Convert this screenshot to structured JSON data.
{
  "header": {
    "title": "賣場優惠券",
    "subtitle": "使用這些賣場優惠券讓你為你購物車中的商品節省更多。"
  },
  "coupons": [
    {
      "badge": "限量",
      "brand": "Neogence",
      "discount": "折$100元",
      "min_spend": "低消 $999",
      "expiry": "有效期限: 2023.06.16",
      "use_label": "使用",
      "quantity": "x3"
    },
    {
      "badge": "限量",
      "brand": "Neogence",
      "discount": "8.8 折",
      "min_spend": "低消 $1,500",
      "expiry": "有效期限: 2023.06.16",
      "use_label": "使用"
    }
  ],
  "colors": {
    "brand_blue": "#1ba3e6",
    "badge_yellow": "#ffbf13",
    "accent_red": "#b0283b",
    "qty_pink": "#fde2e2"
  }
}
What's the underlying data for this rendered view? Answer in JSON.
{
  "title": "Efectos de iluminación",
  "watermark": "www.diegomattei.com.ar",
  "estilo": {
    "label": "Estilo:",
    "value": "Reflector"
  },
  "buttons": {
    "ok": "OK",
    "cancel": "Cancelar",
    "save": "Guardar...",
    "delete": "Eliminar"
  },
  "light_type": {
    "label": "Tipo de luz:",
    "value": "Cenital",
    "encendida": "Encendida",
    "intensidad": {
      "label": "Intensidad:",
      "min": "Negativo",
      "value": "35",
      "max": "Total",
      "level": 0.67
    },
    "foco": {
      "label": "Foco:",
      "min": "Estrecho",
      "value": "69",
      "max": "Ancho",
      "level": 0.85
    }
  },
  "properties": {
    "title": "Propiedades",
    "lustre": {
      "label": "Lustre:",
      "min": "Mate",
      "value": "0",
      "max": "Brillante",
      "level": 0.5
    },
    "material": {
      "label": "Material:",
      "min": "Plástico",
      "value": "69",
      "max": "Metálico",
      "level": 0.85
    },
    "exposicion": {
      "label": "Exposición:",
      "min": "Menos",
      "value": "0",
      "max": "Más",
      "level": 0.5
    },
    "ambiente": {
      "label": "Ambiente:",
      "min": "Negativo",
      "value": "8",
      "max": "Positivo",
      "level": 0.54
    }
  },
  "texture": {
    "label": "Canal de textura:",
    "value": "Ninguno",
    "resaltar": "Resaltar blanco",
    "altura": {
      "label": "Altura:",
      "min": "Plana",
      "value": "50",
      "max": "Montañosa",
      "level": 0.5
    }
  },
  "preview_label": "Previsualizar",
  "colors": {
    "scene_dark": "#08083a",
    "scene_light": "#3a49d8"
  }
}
===
- **PROBLEM**
Search the records for the word "this" and copy every line where it occurs.

- **ANSWER BELOW**
Convert this screenshot to structured JSON data.
What's the underlying data for this rendered view? Answer in JSON.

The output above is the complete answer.